---- AVAILABLE RECORDS

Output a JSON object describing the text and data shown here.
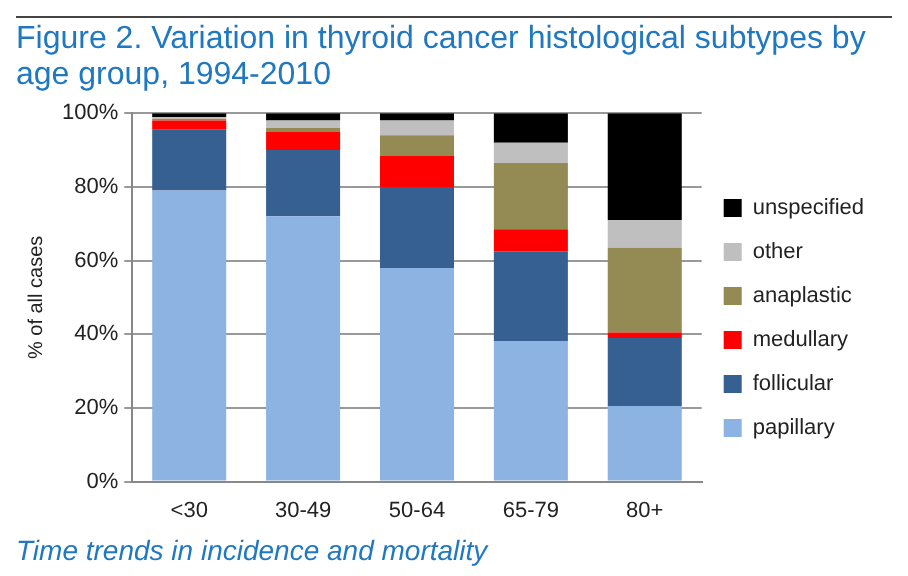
{
  "chart_data": {
    "type": "bar",
    "title": "Figure 2. Variation in thyroid cancer histological subtypes by age group, 1994-2010",
    "ylabel": "% of all cases",
    "categories": [
      "<30",
      "30-49",
      "50-64",
      "65-79",
      "80+"
    ],
    "stacked": true,
    "series": [
      {
        "name": "papillary",
        "color": "#8db3e2",
        "values": [
          79,
          72,
          58,
          38,
          20.5
        ]
      },
      {
        "name": "follicular",
        "color": "#366092",
        "values": [
          16.5,
          18,
          22,
          24.5,
          18.5
        ]
      },
      {
        "name": "medullary",
        "color": "#ff0000",
        "values": [
          2.5,
          5,
          8.5,
          6,
          1.5
        ]
      },
      {
        "name": "anaplastic",
        "color": "#948a54",
        "values": [
          0.5,
          1,
          5.5,
          18,
          23
        ]
      },
      {
        "name": "other",
        "color": "#bfbfbf",
        "values": [
          0.5,
          2,
          4,
          5.5,
          7.5
        ]
      },
      {
        "name": "unspecified",
        "color": "#000000",
        "values": [
          1,
          2,
          2,
          8,
          29
        ]
      }
    ],
    "ylim": [
      0,
      100
    ],
    "yticks": [
      {
        "value": 0,
        "label": "0%"
      },
      {
        "value": 20,
        "label": "20%"
      },
      {
        "value": 40,
        "label": "40%"
      },
      {
        "value": 60,
        "label": "60%"
      },
      {
        "value": 80,
        "label": "80%"
      },
      {
        "value": 100,
        "label": "100%"
      }
    ],
    "grid": "y",
    "legend": "right",
    "annotations": [
      "Time trends in incidence and mortality"
    ]
  }
}
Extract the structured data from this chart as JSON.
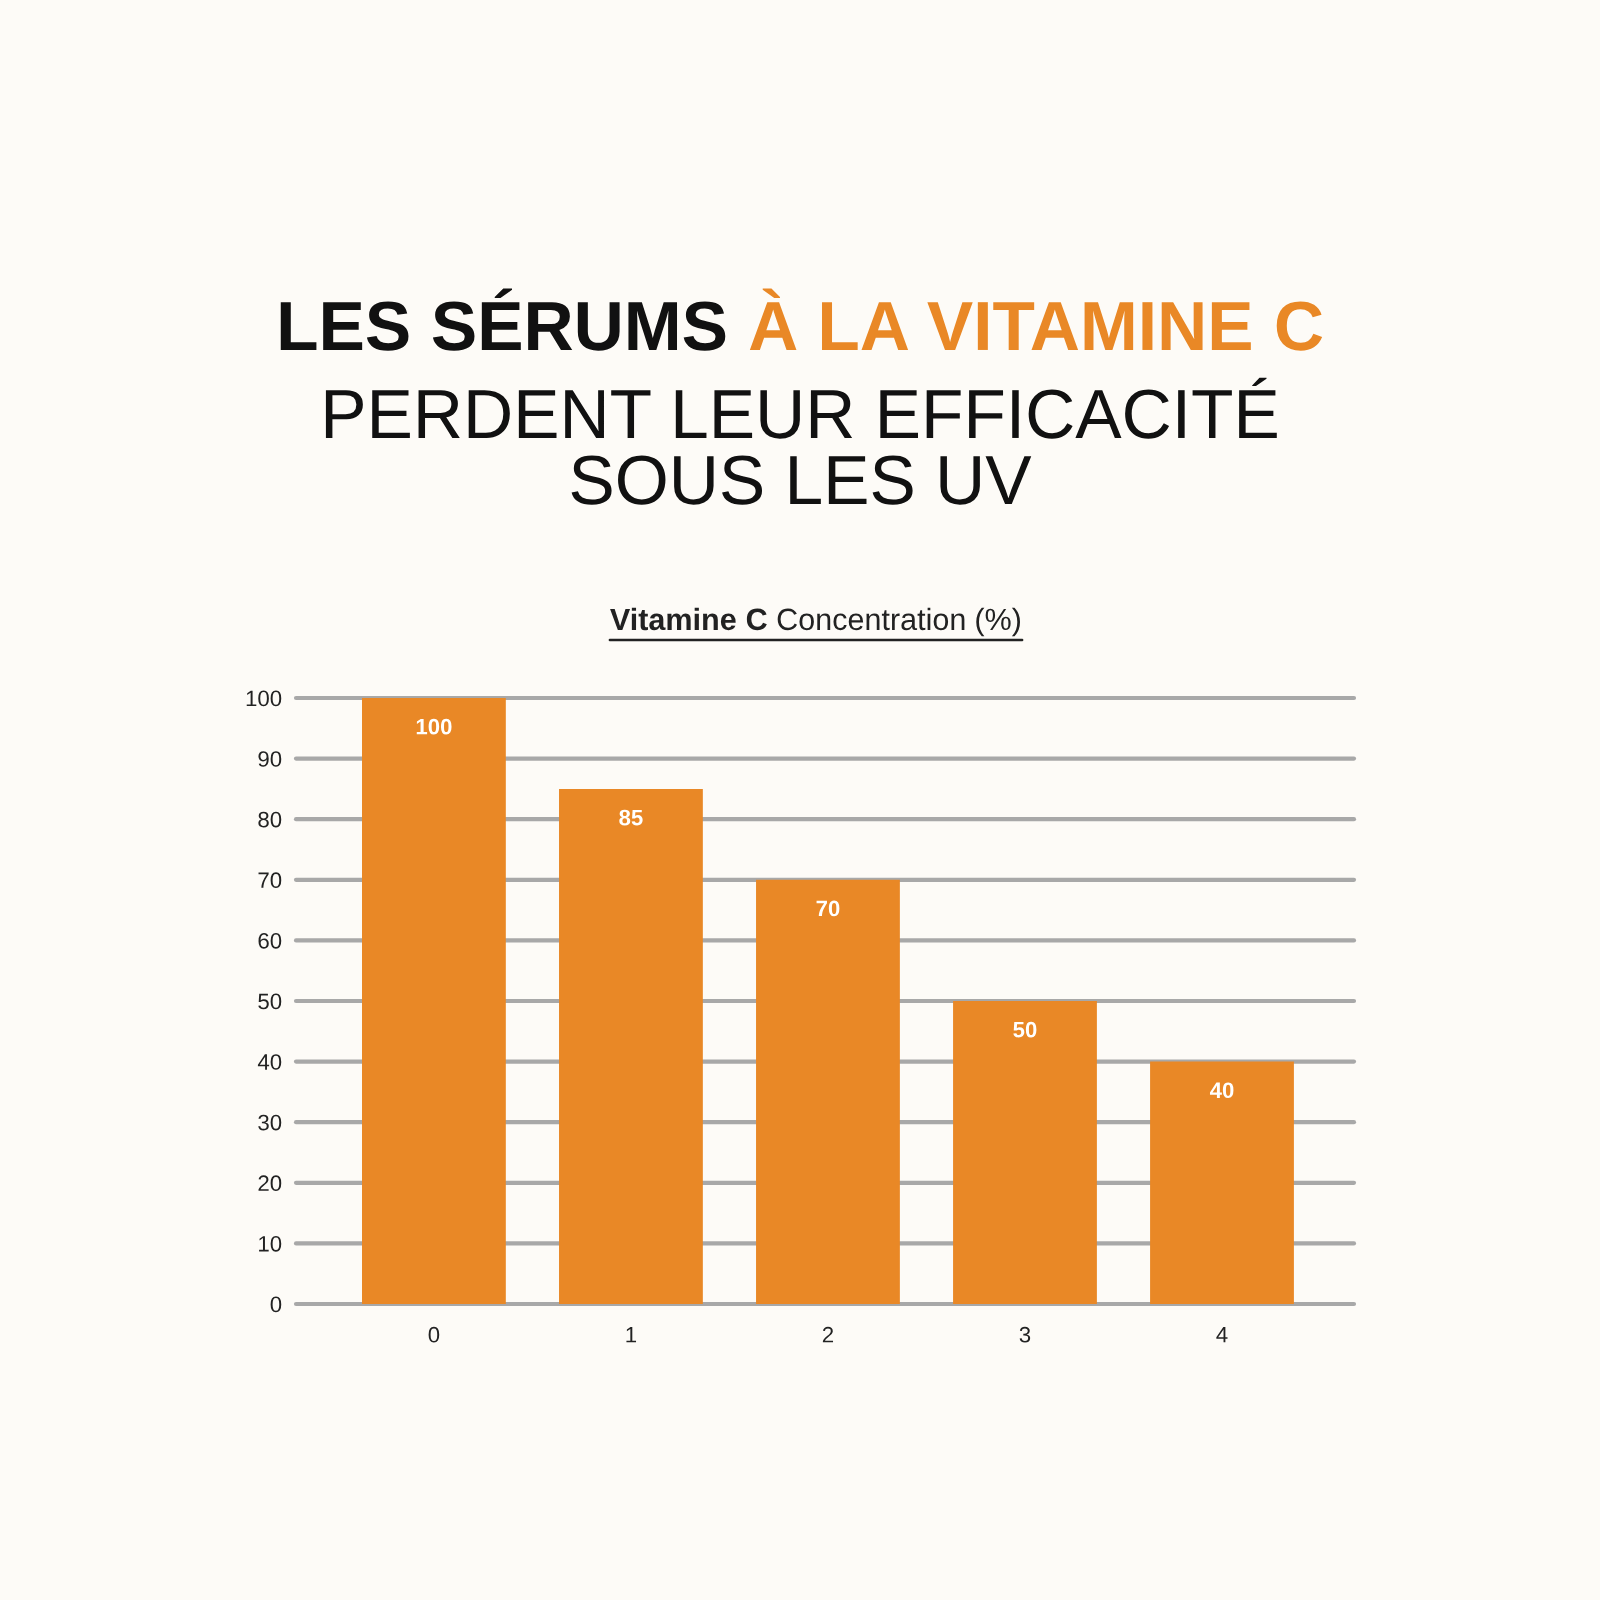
{
  "chart_data": {
    "type": "bar",
    "title": "LES SÉRUMS À LA VITAMINE C\nPERDENT LEUR EFFICACITÉ\nSOUS LES UV",
    "subtitle": "Vitamine C Concentration (%)",
    "categories": [
      "0",
      "1",
      "2",
      "3",
      "4"
    ],
    "values": [
      100,
      85,
      70,
      50,
      40
    ],
    "color": "#e98826",
    "ylim": [
      0,
      100
    ],
    "yticks": [
      0,
      10,
      20,
      30,
      40,
      50,
      60,
      70,
      80,
      90,
      100
    ],
    "grid": "y",
    "data_labels": true
  }
}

--------

Repeat the entries exactly and keep the pictures out of the copy.

Output a JSON object describing the text and data shown here.
{
  "chart_data": {
    "type": "bar",
    "title": "Figure 2. Variation in thyroid cancer histological subtypes by age group, 1994-2010",
    "ylabel": "% of all cases",
    "categories": [
      "<30",
      "30-49",
      "50-64",
      "65-79",
      "80+"
    ],
    "stacked": true,
    "series": [
      {
        "name": "papillary",
        "color": "#8db3e2",
        "values": [
          79,
          72,
          58,
          38,
          20.5
        ]
      },
      {
        "name": "follicular",
        "color": "#366092",
        "values": [
          16.5,
          18,
          22,
          24.5,
          18.5
        ]
      },
      {
        "name": "medullary",
        "color": "#ff0000",
        "values": [
          2.5,
          5,
          8.5,
          6,
          1.5
        ]
      },
      {
        "name": "anaplastic",
        "color": "#948a54",
        "values": [
          0.5,
          1,
          5.5,
          18,
          23
        ]
      },
      {
        "name": "other",
        "color": "#bfbfbf",
        "values": [
          0.5,
          2,
          4,
          5.5,
          7.5
        ]
      },
      {
        "name": "unspecified",
        "color": "#000000",
        "values": [
          1,
          2,
          2,
          8,
          29
        ]
      }
    ],
    "ylim": [
      0,
      100
    ],
    "yticks": [
      {
        "value": 0,
        "label": "0%"
      },
      {
        "value": 20,
        "label": "20%"
      },
      {
        "value": 40,
        "label": "40%"
      },
      {
        "value": 60,
        "label": "60%"
      },
      {
        "value": 80,
        "label": "80%"
      },
      {
        "value": 100,
        "label": "100%"
      }
    ],
    "grid": "y",
    "legend": "right",
    "annotations": [
      "Time trends in incidence and mortality"
    ]
  }
}
Extract the structured data from this chart as JSON.
{
  "chart_data": {
    "type": "bar",
    "title": "LES SÉRUMS À LA VITAMINE C\nPERDENT LEUR EFFICACITÉ\nSOUS LES UV",
    "subtitle": "Vitamine C Concentration (%)",
    "categories": [
      "0",
      "1",
      "2",
      "3",
      "4"
    ],
    "values": [
      100,
      85,
      70,
      50,
      40
    ],
    "color": "#e98826",
    "ylim": [
      0,
      100
    ],
    "yticks": [
      0,
      10,
      20,
      30,
      40,
      50,
      60,
      70,
      80,
      90,
      100
    ],
    "grid": "y",
    "data_labels": true
  }
}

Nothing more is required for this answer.